___ DATA SECTION ___
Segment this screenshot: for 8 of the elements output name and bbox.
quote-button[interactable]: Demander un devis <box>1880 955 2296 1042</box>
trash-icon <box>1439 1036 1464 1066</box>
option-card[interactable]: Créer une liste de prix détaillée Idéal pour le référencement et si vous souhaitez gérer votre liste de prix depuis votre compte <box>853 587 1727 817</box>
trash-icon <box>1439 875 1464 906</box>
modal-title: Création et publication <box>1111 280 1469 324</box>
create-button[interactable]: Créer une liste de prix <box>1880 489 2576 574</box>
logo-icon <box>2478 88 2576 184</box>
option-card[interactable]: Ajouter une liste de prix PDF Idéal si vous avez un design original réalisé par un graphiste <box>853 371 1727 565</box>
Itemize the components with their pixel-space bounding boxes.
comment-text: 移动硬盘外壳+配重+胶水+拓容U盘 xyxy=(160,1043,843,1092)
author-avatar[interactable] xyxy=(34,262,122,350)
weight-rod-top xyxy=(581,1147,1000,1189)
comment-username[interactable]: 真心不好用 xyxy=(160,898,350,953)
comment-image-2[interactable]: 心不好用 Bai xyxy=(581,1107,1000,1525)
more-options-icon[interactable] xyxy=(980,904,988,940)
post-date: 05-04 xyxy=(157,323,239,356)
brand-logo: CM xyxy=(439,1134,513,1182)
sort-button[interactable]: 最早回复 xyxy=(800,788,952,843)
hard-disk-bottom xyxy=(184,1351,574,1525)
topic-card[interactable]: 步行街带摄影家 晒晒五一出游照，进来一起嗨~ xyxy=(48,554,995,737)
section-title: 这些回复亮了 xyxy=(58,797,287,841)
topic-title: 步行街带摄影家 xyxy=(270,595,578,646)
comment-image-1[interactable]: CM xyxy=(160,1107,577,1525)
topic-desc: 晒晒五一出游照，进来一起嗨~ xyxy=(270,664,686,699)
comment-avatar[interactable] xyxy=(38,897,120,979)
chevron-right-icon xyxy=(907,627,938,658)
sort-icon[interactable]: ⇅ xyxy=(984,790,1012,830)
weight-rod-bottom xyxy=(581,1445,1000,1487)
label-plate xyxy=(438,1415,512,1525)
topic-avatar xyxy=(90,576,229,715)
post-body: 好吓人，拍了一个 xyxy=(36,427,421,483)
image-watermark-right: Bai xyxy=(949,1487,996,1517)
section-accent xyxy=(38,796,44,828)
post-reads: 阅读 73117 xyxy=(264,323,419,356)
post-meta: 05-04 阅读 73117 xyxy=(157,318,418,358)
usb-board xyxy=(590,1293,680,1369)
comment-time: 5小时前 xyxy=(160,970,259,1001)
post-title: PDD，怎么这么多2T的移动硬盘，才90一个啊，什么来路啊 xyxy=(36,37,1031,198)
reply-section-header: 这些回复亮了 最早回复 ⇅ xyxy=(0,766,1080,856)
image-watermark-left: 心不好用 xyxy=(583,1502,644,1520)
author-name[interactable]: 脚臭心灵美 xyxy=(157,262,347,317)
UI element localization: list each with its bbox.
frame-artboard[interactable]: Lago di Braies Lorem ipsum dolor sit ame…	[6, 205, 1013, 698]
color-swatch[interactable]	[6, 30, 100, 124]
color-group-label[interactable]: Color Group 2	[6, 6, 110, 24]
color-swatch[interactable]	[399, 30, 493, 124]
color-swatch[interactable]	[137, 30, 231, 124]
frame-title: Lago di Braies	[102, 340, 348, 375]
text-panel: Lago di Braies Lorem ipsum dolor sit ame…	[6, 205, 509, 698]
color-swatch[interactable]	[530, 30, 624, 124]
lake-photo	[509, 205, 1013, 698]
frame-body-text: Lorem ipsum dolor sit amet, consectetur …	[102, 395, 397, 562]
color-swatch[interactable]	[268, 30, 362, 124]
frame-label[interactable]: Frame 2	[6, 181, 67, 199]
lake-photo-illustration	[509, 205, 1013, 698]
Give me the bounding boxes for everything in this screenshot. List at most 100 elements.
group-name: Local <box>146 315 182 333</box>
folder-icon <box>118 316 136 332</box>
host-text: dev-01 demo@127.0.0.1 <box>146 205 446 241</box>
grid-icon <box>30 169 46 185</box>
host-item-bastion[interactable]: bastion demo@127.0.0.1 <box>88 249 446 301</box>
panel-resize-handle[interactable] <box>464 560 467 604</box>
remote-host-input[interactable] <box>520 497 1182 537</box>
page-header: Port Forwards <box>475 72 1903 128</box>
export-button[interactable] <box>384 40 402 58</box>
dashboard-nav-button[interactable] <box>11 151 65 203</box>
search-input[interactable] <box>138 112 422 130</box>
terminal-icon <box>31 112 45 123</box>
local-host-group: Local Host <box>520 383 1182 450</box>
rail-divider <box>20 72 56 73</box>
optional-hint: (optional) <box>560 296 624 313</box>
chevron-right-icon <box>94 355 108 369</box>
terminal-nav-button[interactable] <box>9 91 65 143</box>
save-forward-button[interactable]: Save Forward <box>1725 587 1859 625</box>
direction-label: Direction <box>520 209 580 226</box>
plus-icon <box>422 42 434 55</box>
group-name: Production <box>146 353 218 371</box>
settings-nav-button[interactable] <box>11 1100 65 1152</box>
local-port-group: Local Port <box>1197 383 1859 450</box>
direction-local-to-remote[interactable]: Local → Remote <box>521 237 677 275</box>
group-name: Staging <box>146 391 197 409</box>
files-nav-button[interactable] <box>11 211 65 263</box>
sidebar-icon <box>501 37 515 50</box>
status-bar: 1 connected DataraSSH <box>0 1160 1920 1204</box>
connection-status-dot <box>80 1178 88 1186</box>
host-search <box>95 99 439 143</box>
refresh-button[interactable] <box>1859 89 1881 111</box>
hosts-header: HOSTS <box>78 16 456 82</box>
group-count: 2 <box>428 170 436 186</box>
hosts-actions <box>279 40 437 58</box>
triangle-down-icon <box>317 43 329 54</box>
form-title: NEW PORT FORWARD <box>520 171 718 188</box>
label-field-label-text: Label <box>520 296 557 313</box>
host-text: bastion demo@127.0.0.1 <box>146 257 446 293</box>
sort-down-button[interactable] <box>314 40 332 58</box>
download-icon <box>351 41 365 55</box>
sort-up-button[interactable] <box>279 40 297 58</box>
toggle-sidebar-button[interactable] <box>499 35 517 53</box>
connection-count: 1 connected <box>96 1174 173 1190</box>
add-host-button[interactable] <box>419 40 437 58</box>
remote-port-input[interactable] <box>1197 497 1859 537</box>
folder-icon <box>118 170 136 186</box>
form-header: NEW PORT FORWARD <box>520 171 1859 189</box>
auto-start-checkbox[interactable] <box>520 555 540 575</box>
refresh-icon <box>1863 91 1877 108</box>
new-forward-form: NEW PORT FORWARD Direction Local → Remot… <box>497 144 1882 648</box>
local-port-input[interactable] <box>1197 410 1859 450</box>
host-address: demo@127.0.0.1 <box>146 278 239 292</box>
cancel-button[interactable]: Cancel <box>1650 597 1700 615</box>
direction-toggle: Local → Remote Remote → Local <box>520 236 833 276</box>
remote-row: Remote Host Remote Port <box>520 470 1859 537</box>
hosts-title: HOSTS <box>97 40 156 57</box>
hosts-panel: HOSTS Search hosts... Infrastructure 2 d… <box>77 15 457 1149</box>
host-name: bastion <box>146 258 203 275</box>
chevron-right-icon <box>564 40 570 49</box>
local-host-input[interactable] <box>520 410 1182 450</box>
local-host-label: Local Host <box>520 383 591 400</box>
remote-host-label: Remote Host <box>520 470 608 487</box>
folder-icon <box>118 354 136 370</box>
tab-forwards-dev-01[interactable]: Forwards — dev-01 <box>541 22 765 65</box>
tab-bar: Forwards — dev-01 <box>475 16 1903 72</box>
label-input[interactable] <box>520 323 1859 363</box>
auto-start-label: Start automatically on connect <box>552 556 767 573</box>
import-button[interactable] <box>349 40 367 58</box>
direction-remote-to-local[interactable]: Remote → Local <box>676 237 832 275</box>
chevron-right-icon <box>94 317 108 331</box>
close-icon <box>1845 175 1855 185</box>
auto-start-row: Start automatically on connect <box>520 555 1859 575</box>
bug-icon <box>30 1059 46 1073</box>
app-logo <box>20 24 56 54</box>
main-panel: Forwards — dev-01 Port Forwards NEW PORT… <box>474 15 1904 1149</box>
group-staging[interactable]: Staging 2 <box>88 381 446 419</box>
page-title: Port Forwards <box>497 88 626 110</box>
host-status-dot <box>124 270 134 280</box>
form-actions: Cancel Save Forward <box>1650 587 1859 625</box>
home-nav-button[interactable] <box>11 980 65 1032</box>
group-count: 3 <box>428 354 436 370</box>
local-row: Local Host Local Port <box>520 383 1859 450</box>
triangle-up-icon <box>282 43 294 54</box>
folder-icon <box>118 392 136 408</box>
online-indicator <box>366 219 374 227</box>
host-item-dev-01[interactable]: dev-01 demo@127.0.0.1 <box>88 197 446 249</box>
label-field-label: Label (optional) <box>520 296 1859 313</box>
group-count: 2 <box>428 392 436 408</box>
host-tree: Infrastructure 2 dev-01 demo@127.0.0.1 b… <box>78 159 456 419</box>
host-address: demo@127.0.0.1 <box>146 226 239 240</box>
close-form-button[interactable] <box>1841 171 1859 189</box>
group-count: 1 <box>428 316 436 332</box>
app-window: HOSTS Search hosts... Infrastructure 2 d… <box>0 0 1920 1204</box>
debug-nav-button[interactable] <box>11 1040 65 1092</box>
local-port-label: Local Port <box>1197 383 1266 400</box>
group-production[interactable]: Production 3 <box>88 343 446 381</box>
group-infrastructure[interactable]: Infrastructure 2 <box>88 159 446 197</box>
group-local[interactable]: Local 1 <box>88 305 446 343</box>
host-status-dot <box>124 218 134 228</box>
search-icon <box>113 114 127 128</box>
___
◆ BRIEF
Please copy out everything from the start of the records down to and including the line containing "trash-icon <box>1439 1036 1464 1066</box>", with no changes.

◆ SOLUTION FOR THIS TASK
Segment this screenshot: for 8 of the elements output name and bbox.
quote-button[interactable]: Demander un devis <box>1880 955 2296 1042</box>
trash-icon <box>1439 1036 1464 1066</box>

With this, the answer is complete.